Report all lines from the entries below in which "data" appears.

--- START ---

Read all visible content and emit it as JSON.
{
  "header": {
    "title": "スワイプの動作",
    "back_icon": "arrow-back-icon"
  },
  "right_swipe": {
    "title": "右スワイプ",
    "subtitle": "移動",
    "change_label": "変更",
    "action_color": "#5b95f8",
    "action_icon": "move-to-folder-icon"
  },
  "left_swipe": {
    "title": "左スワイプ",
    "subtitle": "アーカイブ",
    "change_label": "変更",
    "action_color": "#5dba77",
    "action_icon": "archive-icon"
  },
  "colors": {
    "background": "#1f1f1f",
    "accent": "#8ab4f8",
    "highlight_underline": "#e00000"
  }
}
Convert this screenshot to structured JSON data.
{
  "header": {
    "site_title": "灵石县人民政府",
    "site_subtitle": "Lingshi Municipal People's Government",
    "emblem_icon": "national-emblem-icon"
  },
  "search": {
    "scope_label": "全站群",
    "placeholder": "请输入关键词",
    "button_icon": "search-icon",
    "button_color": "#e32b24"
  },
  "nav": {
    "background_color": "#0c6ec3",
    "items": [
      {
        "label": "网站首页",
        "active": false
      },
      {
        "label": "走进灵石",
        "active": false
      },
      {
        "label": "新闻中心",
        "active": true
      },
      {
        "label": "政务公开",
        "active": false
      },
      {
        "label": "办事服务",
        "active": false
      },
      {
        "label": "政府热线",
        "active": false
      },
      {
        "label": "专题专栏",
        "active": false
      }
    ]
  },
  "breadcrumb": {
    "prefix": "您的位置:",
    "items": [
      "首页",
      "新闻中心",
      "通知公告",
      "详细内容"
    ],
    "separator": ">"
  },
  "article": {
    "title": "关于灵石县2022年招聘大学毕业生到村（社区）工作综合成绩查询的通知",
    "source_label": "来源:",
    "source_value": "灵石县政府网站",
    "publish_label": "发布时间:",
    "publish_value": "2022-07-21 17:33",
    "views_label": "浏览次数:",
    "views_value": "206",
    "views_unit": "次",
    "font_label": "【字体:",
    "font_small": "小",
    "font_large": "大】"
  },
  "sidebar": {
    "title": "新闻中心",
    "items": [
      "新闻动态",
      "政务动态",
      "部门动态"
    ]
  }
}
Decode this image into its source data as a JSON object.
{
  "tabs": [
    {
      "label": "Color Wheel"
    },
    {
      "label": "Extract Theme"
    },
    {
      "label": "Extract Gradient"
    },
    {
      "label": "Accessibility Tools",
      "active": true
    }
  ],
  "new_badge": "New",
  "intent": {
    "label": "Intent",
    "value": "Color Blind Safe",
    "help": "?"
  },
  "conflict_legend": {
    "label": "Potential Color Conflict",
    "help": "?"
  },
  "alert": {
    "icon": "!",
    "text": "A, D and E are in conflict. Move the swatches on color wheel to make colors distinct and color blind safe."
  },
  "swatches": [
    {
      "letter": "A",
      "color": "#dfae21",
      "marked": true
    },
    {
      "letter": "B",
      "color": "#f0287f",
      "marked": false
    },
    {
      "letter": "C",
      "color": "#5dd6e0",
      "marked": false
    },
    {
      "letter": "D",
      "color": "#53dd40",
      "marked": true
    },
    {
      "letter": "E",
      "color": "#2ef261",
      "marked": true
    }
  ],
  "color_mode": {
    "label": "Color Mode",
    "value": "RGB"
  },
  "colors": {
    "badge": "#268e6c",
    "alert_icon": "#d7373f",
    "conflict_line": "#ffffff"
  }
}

--- END ---

■ ANSWER TO THE EXERCISE ■
Convert this screenshot to structured JSON data.
Decode this image into its source data as a JSON object.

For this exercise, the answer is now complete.